Data entries:
====

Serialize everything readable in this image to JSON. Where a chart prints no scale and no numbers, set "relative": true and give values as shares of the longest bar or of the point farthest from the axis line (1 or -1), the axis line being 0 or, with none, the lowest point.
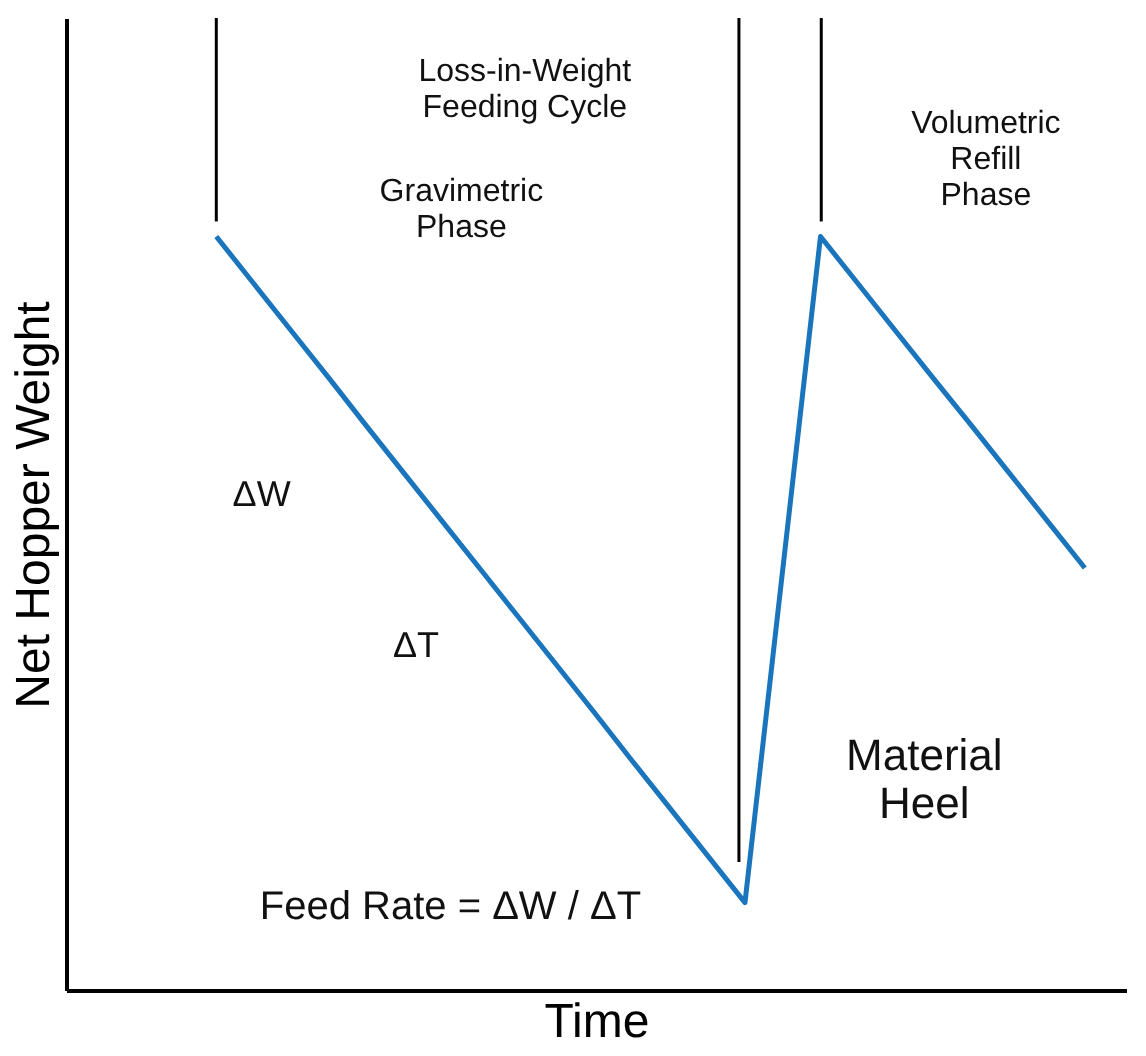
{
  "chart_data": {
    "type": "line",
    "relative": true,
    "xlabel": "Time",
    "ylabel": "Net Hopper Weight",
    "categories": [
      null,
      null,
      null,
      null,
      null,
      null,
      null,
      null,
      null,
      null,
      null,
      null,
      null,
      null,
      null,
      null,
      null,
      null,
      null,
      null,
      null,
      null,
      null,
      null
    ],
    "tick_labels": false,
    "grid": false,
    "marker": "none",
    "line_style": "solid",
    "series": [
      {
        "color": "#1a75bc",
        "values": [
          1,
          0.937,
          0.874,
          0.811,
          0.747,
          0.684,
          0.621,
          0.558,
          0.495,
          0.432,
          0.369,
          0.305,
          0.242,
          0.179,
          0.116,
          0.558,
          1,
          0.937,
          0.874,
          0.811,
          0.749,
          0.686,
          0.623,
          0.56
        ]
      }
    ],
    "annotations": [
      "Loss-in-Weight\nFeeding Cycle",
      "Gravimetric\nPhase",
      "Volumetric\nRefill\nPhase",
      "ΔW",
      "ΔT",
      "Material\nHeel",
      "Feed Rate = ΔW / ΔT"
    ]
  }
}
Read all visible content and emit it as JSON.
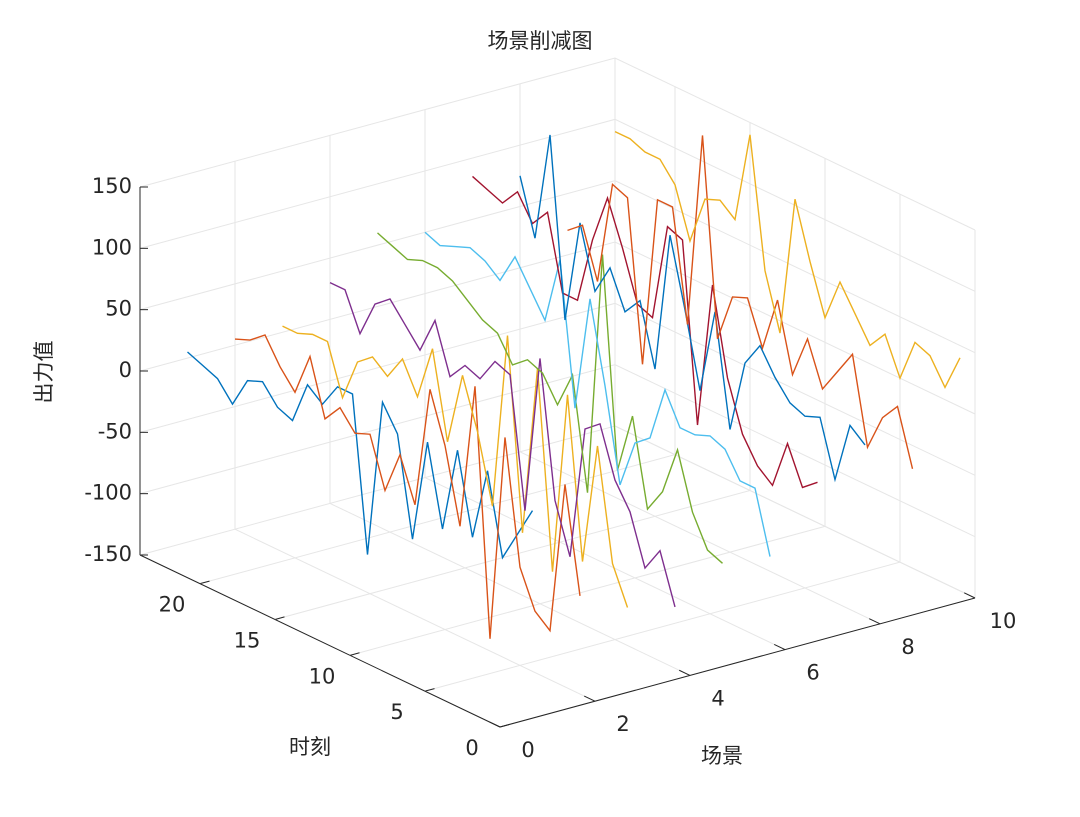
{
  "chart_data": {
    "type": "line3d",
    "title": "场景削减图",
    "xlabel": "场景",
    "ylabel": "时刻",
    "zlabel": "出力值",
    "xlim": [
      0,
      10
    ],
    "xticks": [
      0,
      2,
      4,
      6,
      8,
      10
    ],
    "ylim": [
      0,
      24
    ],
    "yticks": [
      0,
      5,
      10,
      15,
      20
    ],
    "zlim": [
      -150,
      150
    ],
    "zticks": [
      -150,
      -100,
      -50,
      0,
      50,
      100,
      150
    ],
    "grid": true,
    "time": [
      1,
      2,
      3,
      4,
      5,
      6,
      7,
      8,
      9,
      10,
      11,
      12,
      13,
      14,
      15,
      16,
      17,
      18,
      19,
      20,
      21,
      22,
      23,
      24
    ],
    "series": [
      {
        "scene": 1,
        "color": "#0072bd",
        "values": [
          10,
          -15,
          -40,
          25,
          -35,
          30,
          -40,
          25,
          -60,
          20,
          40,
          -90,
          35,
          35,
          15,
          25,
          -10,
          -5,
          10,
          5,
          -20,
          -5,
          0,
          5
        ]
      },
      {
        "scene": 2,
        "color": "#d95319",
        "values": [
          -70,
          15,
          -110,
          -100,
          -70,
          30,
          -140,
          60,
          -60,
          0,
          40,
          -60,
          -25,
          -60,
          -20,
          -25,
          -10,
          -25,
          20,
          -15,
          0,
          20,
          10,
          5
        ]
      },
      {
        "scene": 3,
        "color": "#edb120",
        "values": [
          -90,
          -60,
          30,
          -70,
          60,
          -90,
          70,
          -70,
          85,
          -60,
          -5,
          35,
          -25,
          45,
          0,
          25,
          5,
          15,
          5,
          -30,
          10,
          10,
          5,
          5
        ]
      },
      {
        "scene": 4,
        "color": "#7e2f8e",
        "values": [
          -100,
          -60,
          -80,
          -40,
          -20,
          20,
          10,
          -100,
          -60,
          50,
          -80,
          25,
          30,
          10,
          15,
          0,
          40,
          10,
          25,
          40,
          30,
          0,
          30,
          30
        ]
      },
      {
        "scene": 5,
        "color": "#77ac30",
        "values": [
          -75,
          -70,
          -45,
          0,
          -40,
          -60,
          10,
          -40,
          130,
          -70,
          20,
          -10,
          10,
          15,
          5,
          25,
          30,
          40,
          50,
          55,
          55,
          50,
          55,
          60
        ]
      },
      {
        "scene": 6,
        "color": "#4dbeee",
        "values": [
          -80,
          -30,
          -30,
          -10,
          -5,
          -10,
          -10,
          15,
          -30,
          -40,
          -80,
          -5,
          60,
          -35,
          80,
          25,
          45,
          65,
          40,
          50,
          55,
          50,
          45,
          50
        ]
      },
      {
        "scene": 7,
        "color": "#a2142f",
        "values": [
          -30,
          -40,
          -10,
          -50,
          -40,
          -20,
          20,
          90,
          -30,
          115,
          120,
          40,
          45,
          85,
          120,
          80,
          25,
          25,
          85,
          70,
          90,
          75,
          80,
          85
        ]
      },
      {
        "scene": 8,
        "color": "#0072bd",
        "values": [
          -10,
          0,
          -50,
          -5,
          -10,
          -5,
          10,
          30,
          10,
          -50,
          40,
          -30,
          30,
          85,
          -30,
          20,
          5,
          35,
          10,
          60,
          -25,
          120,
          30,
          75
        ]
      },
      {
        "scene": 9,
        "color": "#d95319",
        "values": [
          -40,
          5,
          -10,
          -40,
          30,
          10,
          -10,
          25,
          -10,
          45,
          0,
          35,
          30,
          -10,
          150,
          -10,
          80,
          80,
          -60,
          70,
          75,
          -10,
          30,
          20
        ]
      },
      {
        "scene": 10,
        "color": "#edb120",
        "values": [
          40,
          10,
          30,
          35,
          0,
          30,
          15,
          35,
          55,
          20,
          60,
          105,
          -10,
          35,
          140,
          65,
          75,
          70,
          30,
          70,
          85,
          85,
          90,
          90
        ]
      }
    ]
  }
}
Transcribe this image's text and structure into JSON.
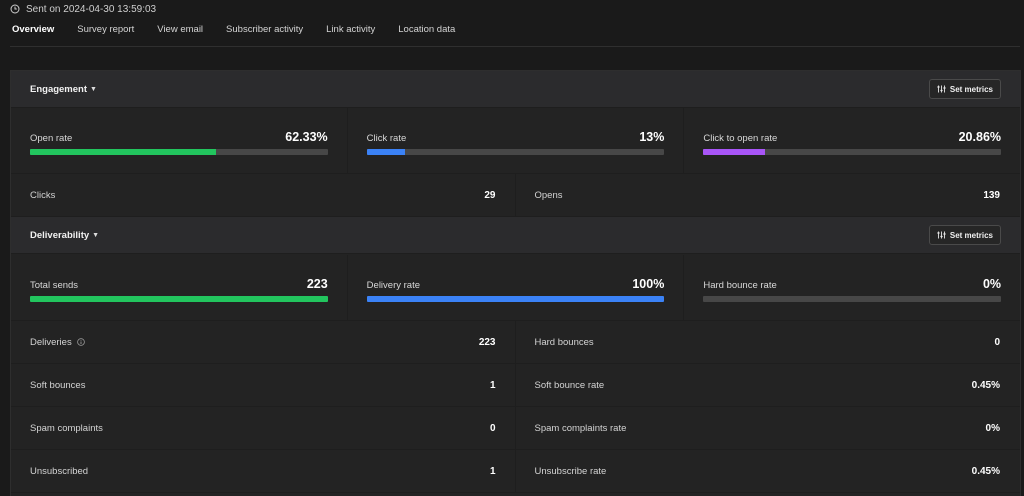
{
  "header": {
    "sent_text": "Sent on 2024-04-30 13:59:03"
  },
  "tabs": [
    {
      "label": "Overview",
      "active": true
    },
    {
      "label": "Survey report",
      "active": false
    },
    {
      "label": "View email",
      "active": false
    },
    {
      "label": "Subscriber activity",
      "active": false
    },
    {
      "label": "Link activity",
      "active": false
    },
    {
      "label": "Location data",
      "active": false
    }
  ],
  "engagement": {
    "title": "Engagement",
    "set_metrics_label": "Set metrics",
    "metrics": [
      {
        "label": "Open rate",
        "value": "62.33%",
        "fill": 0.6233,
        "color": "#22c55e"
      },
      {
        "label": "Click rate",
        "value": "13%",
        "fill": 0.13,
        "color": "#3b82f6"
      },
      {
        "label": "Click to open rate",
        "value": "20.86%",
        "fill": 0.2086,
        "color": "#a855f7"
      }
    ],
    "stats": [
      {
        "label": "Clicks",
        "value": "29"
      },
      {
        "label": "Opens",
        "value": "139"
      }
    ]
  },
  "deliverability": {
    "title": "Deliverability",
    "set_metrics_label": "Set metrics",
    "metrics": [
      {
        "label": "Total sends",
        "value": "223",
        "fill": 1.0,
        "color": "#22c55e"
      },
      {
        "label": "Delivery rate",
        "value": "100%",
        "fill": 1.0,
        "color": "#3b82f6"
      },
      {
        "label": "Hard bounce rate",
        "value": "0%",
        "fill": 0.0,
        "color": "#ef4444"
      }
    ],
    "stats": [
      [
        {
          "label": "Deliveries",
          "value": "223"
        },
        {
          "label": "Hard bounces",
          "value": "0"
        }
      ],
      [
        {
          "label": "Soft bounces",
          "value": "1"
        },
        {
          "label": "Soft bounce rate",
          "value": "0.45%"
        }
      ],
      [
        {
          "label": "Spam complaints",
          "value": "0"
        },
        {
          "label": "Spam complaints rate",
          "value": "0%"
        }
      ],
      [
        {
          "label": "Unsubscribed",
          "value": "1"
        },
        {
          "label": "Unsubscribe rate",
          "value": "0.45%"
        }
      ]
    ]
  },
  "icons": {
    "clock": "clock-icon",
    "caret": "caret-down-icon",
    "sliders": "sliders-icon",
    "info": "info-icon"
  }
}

====

Task goal: Working from the entries above, return all lines that contain "relative".

Expected answer:
Serialize everything readable in this image to JSON. Where a chart prints no scale and no numbers, set "relative": true and give values as shares of the longest bar or of the point farthest from the axis line (1 or -1), the axis line being 0 or, with none, the lowest point.
    "relative": true,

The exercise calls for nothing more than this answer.